→ **STATED TASK**
Copy out the lines that include the word "series".

(Stored data entries)
------------

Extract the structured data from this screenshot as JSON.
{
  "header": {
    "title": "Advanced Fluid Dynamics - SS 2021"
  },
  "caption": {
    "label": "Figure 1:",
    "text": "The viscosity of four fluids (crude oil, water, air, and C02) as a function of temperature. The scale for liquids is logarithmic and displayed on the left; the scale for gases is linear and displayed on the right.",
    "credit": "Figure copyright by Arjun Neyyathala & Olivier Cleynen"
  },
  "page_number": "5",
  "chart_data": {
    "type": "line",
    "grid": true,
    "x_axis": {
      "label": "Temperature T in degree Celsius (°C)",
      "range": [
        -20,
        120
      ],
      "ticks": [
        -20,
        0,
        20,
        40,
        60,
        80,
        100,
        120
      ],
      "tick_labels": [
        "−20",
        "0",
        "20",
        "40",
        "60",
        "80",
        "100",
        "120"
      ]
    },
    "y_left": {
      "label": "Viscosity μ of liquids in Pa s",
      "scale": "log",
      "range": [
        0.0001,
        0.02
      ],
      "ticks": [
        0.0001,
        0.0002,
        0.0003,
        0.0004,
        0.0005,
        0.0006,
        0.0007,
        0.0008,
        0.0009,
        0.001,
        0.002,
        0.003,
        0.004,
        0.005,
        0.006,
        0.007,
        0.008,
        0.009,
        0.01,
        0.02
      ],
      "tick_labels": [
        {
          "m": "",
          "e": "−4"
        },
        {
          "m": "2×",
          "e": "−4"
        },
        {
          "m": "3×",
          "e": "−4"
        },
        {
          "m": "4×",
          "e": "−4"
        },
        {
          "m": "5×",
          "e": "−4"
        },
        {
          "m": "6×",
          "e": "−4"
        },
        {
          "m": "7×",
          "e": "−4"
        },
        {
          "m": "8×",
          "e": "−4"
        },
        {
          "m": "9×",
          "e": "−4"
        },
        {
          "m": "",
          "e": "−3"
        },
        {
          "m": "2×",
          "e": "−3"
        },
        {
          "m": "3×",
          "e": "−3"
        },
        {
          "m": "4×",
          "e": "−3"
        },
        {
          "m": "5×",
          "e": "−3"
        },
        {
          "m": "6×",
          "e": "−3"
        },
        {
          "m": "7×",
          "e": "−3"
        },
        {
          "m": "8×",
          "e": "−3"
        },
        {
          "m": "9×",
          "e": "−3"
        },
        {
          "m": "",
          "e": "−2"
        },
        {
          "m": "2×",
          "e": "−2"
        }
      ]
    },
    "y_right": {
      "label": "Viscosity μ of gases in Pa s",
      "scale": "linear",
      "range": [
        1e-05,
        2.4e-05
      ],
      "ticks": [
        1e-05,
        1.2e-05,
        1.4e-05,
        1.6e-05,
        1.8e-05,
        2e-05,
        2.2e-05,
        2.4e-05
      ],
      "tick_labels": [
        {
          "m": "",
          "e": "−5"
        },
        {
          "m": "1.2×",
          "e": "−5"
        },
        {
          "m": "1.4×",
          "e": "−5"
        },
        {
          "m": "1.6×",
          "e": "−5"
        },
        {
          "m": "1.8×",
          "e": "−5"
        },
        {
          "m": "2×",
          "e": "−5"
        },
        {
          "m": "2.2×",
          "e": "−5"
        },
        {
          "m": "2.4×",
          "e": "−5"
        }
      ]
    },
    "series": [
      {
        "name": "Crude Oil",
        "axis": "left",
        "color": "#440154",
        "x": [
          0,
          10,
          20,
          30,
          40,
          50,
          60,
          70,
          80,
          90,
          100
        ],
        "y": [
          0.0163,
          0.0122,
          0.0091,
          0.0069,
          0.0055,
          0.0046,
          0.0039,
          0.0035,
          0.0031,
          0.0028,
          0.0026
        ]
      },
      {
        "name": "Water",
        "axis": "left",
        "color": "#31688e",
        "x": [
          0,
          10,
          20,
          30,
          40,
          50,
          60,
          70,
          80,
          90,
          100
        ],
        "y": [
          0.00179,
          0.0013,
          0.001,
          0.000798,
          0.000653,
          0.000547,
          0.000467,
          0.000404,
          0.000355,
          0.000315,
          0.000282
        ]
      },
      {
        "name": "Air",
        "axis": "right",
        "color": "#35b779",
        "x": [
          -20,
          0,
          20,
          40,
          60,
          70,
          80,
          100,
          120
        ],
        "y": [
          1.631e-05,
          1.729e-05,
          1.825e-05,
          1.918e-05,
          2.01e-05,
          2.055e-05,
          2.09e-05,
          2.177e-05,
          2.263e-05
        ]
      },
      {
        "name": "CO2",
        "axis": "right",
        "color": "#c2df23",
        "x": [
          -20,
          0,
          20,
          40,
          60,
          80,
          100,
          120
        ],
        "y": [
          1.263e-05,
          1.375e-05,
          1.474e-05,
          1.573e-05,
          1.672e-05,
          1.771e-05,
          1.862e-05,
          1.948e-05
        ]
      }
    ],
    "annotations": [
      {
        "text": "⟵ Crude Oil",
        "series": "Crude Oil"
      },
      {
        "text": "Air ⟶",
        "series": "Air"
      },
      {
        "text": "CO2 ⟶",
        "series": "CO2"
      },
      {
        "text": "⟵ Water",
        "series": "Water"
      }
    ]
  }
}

------------

→ **COMPLETED EXERCISE**
    "series": [
        "series": "Crude Oil"
        "series": "Air"
        "series": "CO2"
        "series": "Water"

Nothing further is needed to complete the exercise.